* **Recorded data**
....

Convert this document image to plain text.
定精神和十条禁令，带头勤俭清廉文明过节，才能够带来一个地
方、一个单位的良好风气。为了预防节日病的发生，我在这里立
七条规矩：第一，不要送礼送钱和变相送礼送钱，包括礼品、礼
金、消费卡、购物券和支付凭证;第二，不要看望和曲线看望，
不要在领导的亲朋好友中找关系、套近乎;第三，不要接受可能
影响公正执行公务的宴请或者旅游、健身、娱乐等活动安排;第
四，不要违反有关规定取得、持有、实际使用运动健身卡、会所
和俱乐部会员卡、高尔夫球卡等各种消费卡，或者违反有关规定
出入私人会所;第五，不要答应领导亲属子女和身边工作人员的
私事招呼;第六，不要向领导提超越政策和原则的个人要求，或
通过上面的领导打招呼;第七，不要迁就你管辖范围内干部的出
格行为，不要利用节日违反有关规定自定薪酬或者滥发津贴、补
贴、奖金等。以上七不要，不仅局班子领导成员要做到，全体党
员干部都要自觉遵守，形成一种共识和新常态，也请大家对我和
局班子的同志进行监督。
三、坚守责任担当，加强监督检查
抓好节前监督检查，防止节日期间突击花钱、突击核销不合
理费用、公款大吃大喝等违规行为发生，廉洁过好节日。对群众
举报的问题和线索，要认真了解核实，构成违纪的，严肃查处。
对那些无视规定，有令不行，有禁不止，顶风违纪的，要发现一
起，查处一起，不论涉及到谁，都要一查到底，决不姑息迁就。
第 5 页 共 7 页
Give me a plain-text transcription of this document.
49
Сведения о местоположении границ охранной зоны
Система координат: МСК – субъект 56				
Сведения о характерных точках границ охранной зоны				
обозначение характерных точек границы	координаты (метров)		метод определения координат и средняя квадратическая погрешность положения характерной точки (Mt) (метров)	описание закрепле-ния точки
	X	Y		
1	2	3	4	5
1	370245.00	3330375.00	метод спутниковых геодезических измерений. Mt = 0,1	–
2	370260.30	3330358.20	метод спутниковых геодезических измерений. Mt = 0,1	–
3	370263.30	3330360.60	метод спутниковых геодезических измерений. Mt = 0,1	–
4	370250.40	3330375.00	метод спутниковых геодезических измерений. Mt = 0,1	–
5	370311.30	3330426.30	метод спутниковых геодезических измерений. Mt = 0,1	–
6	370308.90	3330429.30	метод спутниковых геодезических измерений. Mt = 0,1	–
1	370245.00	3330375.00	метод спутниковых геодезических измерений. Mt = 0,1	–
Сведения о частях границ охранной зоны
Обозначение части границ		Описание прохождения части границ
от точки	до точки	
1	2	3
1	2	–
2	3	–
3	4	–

....

* **Do this**
Pull out each line containing the word "plain" and copy it.

* **Output of the exercise**
Convert this document image to plain text.
Give me a plain-text transcription of this document.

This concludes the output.